Written problem: Go through the data below. List every line that holds the word "title".

Data supplied:
★ ★ ★

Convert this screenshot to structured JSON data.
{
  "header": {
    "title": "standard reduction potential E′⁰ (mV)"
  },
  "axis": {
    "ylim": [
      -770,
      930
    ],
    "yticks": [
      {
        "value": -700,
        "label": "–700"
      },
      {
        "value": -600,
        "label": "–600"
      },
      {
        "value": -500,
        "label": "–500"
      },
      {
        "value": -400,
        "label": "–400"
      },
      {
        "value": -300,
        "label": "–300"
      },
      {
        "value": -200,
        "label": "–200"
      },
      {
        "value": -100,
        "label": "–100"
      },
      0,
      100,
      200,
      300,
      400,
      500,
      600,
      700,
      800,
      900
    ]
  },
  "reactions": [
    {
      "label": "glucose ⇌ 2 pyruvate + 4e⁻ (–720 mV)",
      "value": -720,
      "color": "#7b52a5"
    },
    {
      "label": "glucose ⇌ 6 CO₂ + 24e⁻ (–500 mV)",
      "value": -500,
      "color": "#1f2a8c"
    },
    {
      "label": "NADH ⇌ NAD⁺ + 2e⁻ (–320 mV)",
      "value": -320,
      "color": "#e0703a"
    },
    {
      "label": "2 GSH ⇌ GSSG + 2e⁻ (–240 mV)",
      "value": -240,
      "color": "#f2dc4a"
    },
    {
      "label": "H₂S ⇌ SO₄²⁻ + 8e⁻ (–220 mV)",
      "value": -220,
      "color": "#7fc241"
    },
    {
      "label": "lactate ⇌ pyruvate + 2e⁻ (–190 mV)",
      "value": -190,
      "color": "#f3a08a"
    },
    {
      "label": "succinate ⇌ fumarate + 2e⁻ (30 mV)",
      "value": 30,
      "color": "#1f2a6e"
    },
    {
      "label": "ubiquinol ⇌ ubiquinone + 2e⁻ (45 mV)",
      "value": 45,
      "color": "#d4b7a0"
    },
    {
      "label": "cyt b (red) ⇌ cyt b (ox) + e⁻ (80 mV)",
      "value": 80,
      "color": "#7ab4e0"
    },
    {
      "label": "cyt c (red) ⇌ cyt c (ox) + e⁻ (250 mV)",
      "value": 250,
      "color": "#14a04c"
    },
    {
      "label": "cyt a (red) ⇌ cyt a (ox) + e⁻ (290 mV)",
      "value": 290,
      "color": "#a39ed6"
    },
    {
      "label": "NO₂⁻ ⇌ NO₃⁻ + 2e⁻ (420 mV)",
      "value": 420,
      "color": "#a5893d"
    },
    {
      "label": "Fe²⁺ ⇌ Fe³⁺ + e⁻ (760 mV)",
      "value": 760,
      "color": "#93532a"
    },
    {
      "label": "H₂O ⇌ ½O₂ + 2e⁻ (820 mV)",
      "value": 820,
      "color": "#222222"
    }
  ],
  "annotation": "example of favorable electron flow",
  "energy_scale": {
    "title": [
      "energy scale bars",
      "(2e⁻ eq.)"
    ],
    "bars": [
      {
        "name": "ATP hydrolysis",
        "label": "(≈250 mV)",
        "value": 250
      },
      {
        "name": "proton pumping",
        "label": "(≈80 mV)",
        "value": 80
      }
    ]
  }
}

★ ★ ★

Solved problem:
    "title": "standard reduction potential E′⁰ (mV)"
    "title": [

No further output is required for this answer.